-- Stated problem --
Set down the data below without change, skipping the pictures it holds.

-- Data lines --
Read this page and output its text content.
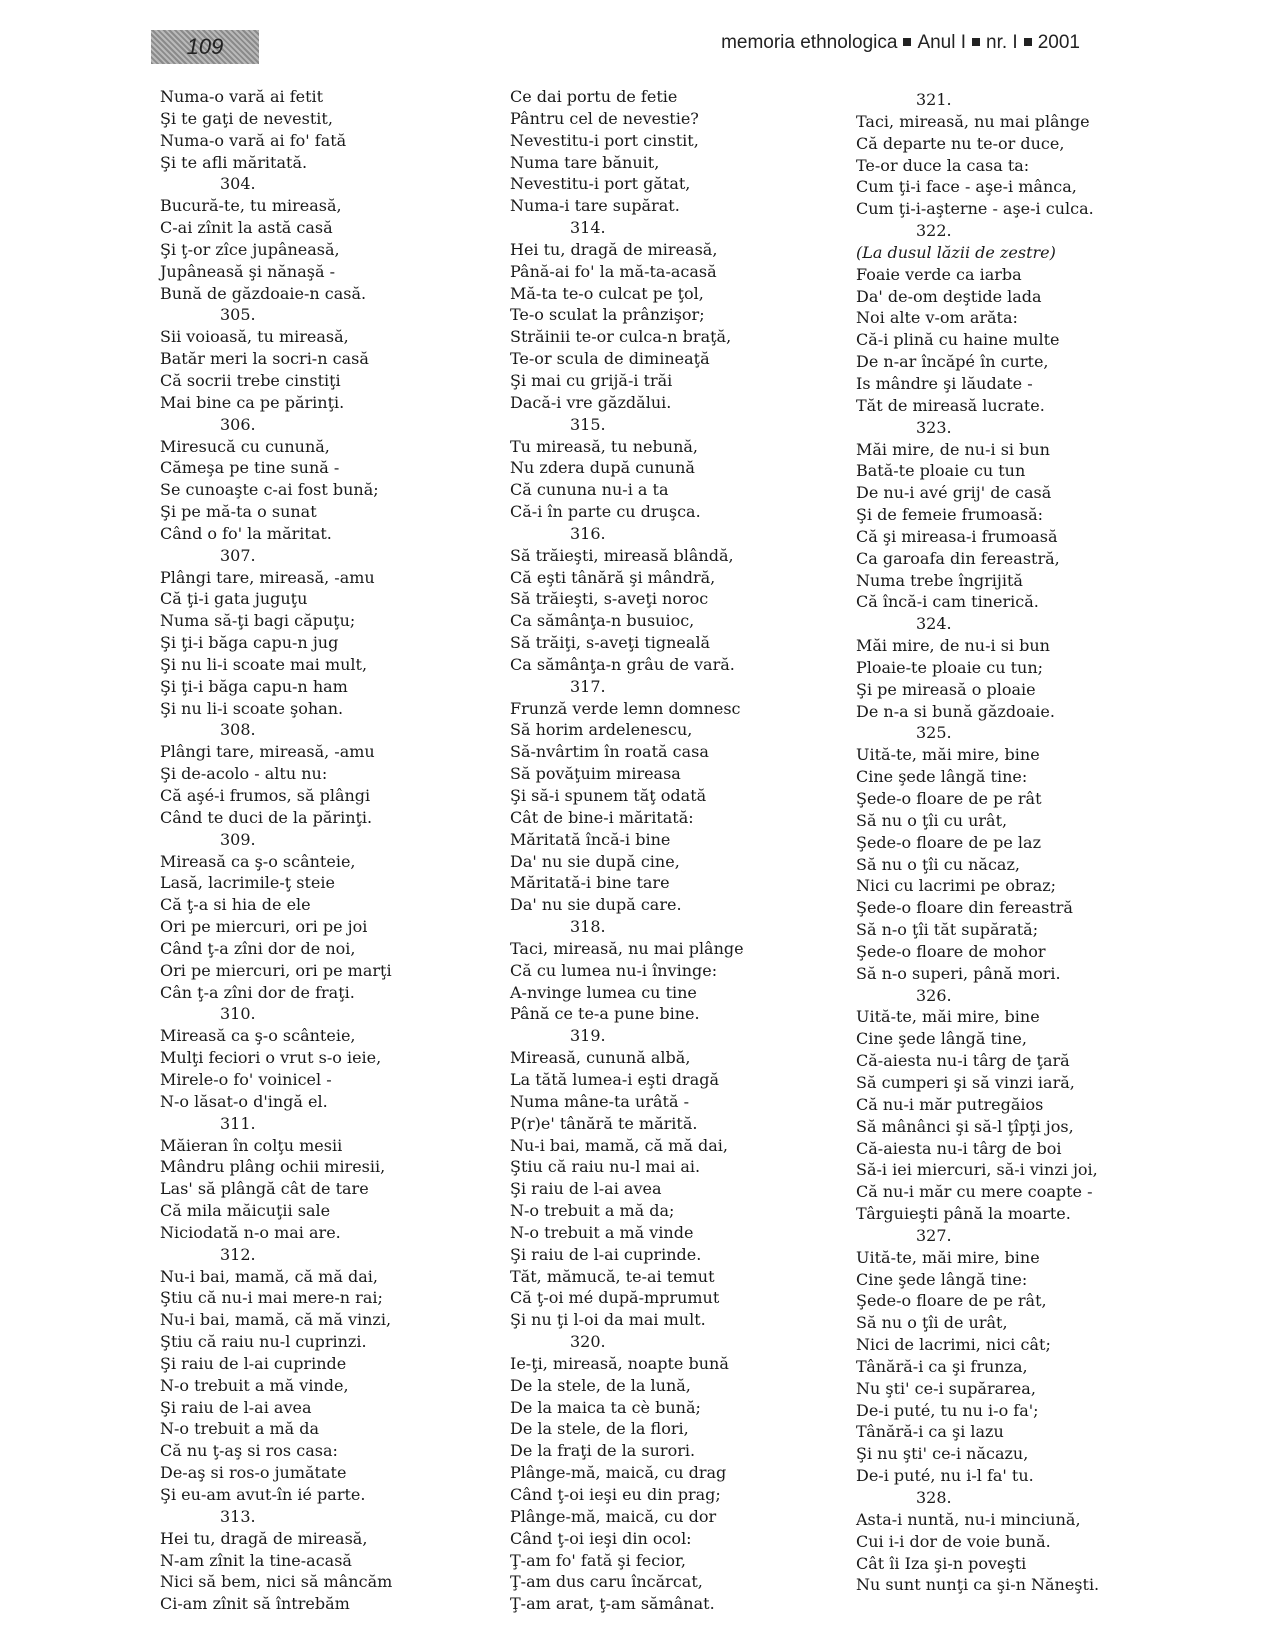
109	memoria ethnologica Anul I nr. I 2001
Numa-o vară ai fetit
Şi te gaţi de nevestit,
Numa-o vară ai fo' fată
Şi te afli măritată.
304.
Bucură-te, tu mireasă,
C-ai zînit la astă casă
Şi ţ-or zîce jupâneasă,
Jupâneasă şi nănaşă -
Bună de găzdoaie-n casă.
305.
Sii voioasă, tu mireasă,
Batăr meri la socri-n casă
Că socrii trebe cinstiţi
Mai bine ca pe părinţi.
306.
Miresucă cu cunună,
Cămeşa pe tine sună -
Se cunoaşte c-ai fost bună;
Şi pe mă-ta o sunat
Când o fo' la măritat.
307.
Plângi tare, mireasă, -amu
Că ţi-i gata juguţu
Numa să-ţi bagi căpuţu;
Şi ţi-i băga capu-n jug
Şi nu li-i scoate mai mult,
Şi ţi-i băga capu-n ham
Şi nu li-i scoate şohan.
308.
Plângi tare, mireasă, -amu
Şi de-acolo - altu nu:
Că aşé-i frumos, să plângi
Când te duci de la părinţi.
309.
Mireasă ca ş-o scânteie,
Lasă, lacrimile-ţ steie
Că ţ-a si hia de ele
Ori pe miercuri, ori pe joi
Când ţ-a zîni dor de noi,
Ori pe miercuri, ori pe marţi
Cân ţ-a zîni dor de fraţi.
310.
Mireasă ca ş-o scânteie,
Mulţi feciori o vrut s-o ieie,
Mirele-o fo' voinicel -
N-o lăsat-o d'ingă el.
311.
Măieran în colţu mesii
Mândru plâng ochii miresii,
Las' să plângă cât de tare
Că mila măicuţii sale
Niciodată n-o mai are.
312.
Nu-i bai, mamă, că mă dai,
Ştiu că nu-i mai mere-n rai;
Nu-i bai, mamă, că mă vinzi,
Ştiu că raiu nu-l cuprinzi.
Şi raiu de l-ai cuprinde
N-o trebuit a mă vinde,
Şi raiu de l-ai avea
N-o trebuit a mă da
Că nu ţ-aş si ros casa:
De-aş si ros-o jumătate
Şi eu-am avut-în ié parte.
313.
Hei tu, dragă de mireasă,
N-am zînit la tine-acasă
Nici să bem, nici să mâncăm
Ci-am zînit să întrebăm
Ce dai portu de fetie
Pântru cel de nevestie?
Nevestitu-i port cinstit,
Numa tare bănuit,
Nevestitu-i port gătat,
Numa-i tare supărat.
314.
Hei tu, dragă de mireasă,
Până-ai fo' la mă-ta-acasă
Mă-ta te-o culcat pe ţol,
Te-o sculat la prânzişor;
Străinii te-or culca-n braţă,
Te-or scula de dimineaţă
Şi mai cu grijă-i trăi
Dacă-i vre găzdălui.
315.
Tu mireasă, tu nebună,
Nu zdera după cunună
Că cununa nu-i a ta
Că-i în parte cu druşca.
316.
Să trăieşti, mireasă blândă,
Că eşti tânără şi mândră,
Să trăieşti, s-aveţi noroc
Ca sămânţa-n busuioc,
Să trăiţi, s-aveţi tigneală
Ca sămânţa-n grâu de vară.
317.
Frunză verde lemn domnesc
Să horim ardelenescu,
Să-nvârtim în roată casa
Să povăţuim mireasa
Şi să-i spunem tăţ odată
Cât de bine-i măritată:
Măritată încă-i bine
Da' nu sie după cine,
Măritată-i bine tare
Da' nu sie după care.
318.
Taci, mireasă, nu mai plânge
Că cu lumea nu-i învinge:
A-nvinge lumea cu tine
Până ce te-a pune bine.
319.
Mireasă, cunună albă,
La tătă lumea-i eşti dragă
Numa mâne-ta urâtă -
P(r)e' tânără te mărită.
Nu-i bai, mamă, că mă dai,
Ştiu că raiu nu-l mai ai.
Şi raiu de l-ai avea
N-o trebuit a mă da;
N-o trebuit a mă vinde
Şi raiu de l-ai cuprinde.
Tăt, mămucă, te-ai temut
Că ţ-oi mé după-mprumut
Şi nu ţi l-oi da mai mult.
320.
Ie-ţi, mireasă, noapte bună
De la stele, de la lună,
De la maica ta cè bună;
De la stele, de la flori,
De la fraţi de la surori.
Plânge-mă, maică, cu drag
Când ţ-oi ieşi eu din prag;
Plânge-mă, maică, cu dor
Când ţ-oi ieşi din ocol:
Ţ-am fo' fată şi fecior,
Ţ-am dus caru încărcat,
Ţ-am arat, ţ-am sămânat.
321.
Taci, mireasă, nu mai plânge
Că departe nu te-or duce,
Te-or duce la casa ta:
Cum ţi-i face - aşe-i mânca,
Cum ţi-i-aşterne - aşe-i culca.
322.
(La dusul lăzii de zestre)
Foaie verde ca iarba
Da' de-om deştide lada
Noi alte v-om arăta:
Că-i plină cu haine multe
De n-ar încăpé în curte,
Is mândre şi lăudate -
Tăt de mireasă lucrate.
323.
Măi mire, de nu-i si bun
Bată-te ploaie cu tun
De nu-i avé grij' de casă
Şi de femeie frumoasă:
Că şi mireasa-i frumoasă
Ca garoafa din fereastră,
Numa trebe îngrijită
Că încă-i cam tinerică.
324.
Măi mire, de nu-i si bun
Ploaie-te ploaie cu tun;
Şi pe mireasă o ploaie
De n-a si bună găzdoaie.
325.
Uită-te, măi mire, bine
Cine şede lângă tine:
Şede-o floare de pe rât
Să nu o ţîi cu urât,
Şede-o floare de pe laz
Să nu o ţîi cu năcaz,
Nici cu lacrimi pe obraz;
Şede-o floare din fereastră
Să n-o ţîi tăt supărată;
Şede-o floare de mohor
Să n-o superi, până mori.
326.
Uită-te, măi mire, bine
Cine şede lângă tine,
Că-aiesta nu-i târg de ţară
Să cumperi şi să vinzi iară,
Că nu-i măr putregăios
Să mânânci şi să-l ţîpţi jos,
Că-aiesta nu-i târg de boi
Să-i iei miercuri, să-i vinzi joi,
Că nu-i măr cu mere coapte -
Târguieşti până la moarte.
327.
Uită-te, măi mire, bine
Cine şede lângă tine:
Şede-o floare de pe rât,
Să nu o ţîi de urât,
Nici de lacrimi, nici cât;
Tânără-i ca şi frunza,
Nu şti' ce-i supărarea,
De-i puté, tu nu i-o fa';
Tânără-i ca şi lazu
Şi nu şti' ce-i năcazu,
De-i puté, nu i-l fa' tu.
328.
Asta-i nuntă, nu-i minciună,
Cui i-i dor de voie bună.
Cât îi Iza şi-n poveşti
Nu sunt nunţi ca şi-n Năneşti.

-- Result of the exercise --
Read this page and output its text content.
109	memoria ethnologica Anul I nr. I 2001
Numa-o vară ai fetit
Şi te gaţi de nevestit,
Numa-o vară ai fo' fată
Şi te afli măritată.
304.
Bucură-te, tu mireasă,
C-ai zînit la astă casă
Şi ţ-or zîce jupâneasă,
Jupâneasă şi nănaşă -
Bună de găzdoaie-n casă.
305.
Sii voioasă, tu mireasă,
Batăr meri la socri-n casă
Că socrii trebe cinstiţi
Mai bine ca pe părinţi.
306.
Miresucă cu cunună,
Cămeşa pe tine sună -
Se cunoaşte c-ai fost bună;
Şi pe mă-ta o sunat
Când o fo' la măritat.
307.
Plângi tare, mireasă, -amu
Că ţi-i gata juguţu
Numa să-ţi bagi căpuţu;
Şi ţi-i băga capu-n jug
Şi nu li-i scoate mai mult,
Şi ţi-i băga capu-n ham
Şi nu li-i scoate şohan.
308.
Plângi tare, mireasă, -amu
Şi de-acolo - altu nu:
Că aşé-i frumos, să plângi
Când te duci de la părinţi.
309.
Mireasă ca ş-o scânteie,
Lasă, lacrimile-ţ steie
Că ţ-a si hia de ele
Ori pe miercuri, ori pe joi
Când ţ-a zîni dor de noi,
Ori pe miercuri, ori pe marţi
Cân ţ-a zîni dor de fraţi.
310.
Mireasă ca ş-o scânteie,
Mulţi feciori o vrut s-o ieie,
Mirele-o fo' voinicel -
N-o lăsat-o d'ingă el.
311.
Măieran în colţu mesii
Mândru plâng ochii miresii,
Las' să plângă cât de tare
Că mila măicuţii sale
Niciodată n-o mai are.
312.
Nu-i bai, mamă, că mă dai,
Ştiu că nu-i mai mere-n rai;
Nu-i bai, mamă, că mă vinzi,
Ştiu că raiu nu-l cuprinzi.
Şi raiu de l-ai cuprinde
N-o trebuit a mă vinde,
Şi raiu de l-ai avea
N-o trebuit a mă da
Că nu ţ-aş si ros casa:
De-aş si ros-o jumătate
Şi eu-am avut-în ié parte.
313.
Hei tu, dragă de mireasă,
N-am zînit la tine-acasă
Nici să bem, nici să mâncăm
Ci-am zînit să întrebăm
Ce dai portu de fetie
Pântru cel de nevestie?
Nevestitu-i port cinstit,
Numa tare bănuit,
Nevestitu-i port gătat,
Numa-i tare supărat.
314.
Hei tu, dragă de mireasă,
Până-ai fo' la mă-ta-acasă
Mă-ta te-o culcat pe ţol,
Te-o sculat la prânzişor;
Străinii te-or culca-n braţă,
Te-or scula de dimineaţă
Şi mai cu grijă-i trăi
Dacă-i vre găzdălui.
315.
Tu mireasă, tu nebună,
Nu zdera după cunună
Că cununa nu-i a ta
Că-i în parte cu druşca.
316.
Să trăieşti, mireasă blândă,
Că eşti tânără şi mândră,
Să trăieşti, s-aveţi noroc
Ca sămânţa-n busuioc,
Să trăiţi, s-aveţi tigneală
Ca sămânţa-n grâu de vară.
317.
Frunză verde lemn domnesc
Să horim ardelenescu,
Să-nvârtim în roată casa
Să povăţuim mireasa
Şi să-i spunem tăţ odată
Cât de bine-i măritată:
Măritată încă-i bine
Da' nu sie după cine,
Măritată-i bine tare
Da' nu sie după care.
318.
Taci, mireasă, nu mai plânge
Că cu lumea nu-i învinge:
A-nvinge lumea cu tine
Până ce te-a pune bine.
319.
Mireasă, cunună albă,
La tătă lumea-i eşti dragă
Numa mâne-ta urâtă -
P(r)e' tânără te mărită.
Nu-i bai, mamă, că mă dai,
Ştiu că raiu nu-l mai ai.
Şi raiu de l-ai avea
N-o trebuit a mă da;
N-o trebuit a mă vinde
Şi raiu de l-ai cuprinde.
Tăt, mămucă, te-ai temut
Că ţ-oi mé după-mprumut
Şi nu ţi l-oi da mai mult.
320.
Ie-ţi, mireasă, noapte bună
De la stele, de la lună,
De la maica ta cè bună;
De la stele, de la flori,
De la fraţi de la surori.
Plânge-mă, maică, cu drag
Când ţ-oi ieşi eu din prag;
Plânge-mă, maică, cu dor
Când ţ-oi ieşi din ocol:
Ţ-am fo' fată şi fecior,
Ţ-am dus caru încărcat,
Ţ-am arat, ţ-am sămânat.
321.
Taci, mireasă, nu mai plânge
Că departe nu te-or duce,
Te-or duce la casa ta:
Cum ţi-i face - aşe-i mânca,
Cum ţi-i-aşterne - aşe-i culca.
322.
(La dusul lăzii de zestre)
Foaie verde ca iarba
Da' de-om deştide lada
Noi alte v-om arăta:
Că-i plină cu haine multe
De n-ar încăpé în curte,
Is mândre şi lăudate -
Tăt de mireasă lucrate.
323.
Măi mire, de nu-i si bun
Bată-te ploaie cu tun
De nu-i avé grij' de casă
Şi de femeie frumoasă:
Că şi mireasa-i frumoasă
Ca garoafa din fereastră,
Numa trebe îngrijită
Că încă-i cam tinerică.
324.
Măi mire, de nu-i si bun
Ploaie-te ploaie cu tun;
Şi pe mireasă o ploaie
De n-a si bună găzdoaie.
325.
Uită-te, măi mire, bine
Cine şede lângă tine:
Şede-o floare de pe rât
Să nu o ţîi cu urât,
Şede-o floare de pe laz
Să nu o ţîi cu năcaz,
Nici cu lacrimi pe obraz;
Şede-o floare din fereastră
Să n-o ţîi tăt supărată;
Şede-o floare de mohor
Să n-o superi, până mori.
326.
Uită-te, măi mire, bine
Cine şede lângă tine,
Că-aiesta nu-i târg de ţară
Să cumperi şi să vinzi iară,
Că nu-i măr putregăios
Să mânânci şi să-l ţîpţi jos,
Că-aiesta nu-i târg de boi
Să-i iei miercuri, să-i vinzi joi,
Că nu-i măr cu mere coapte -
Târguieşti până la moarte.
327.
Uită-te, măi mire, bine
Cine şede lângă tine:
Şede-o floare de pe rât,
Să nu o ţîi de urât,
Nici de lacrimi, nici cât;
Tânără-i ca şi frunza,
Nu şti' ce-i supărarea,
De-i puté, tu nu i-o fa';
Tânără-i ca şi lazu
Şi nu şti' ce-i năcazu,
De-i puté, nu i-l fa' tu.
328.
Asta-i nuntă, nu-i minciună,
Cui i-i dor de voie bună.
Cât îi Iza şi-n poveşti
Nu sunt nunţi ca şi-n Năneşti.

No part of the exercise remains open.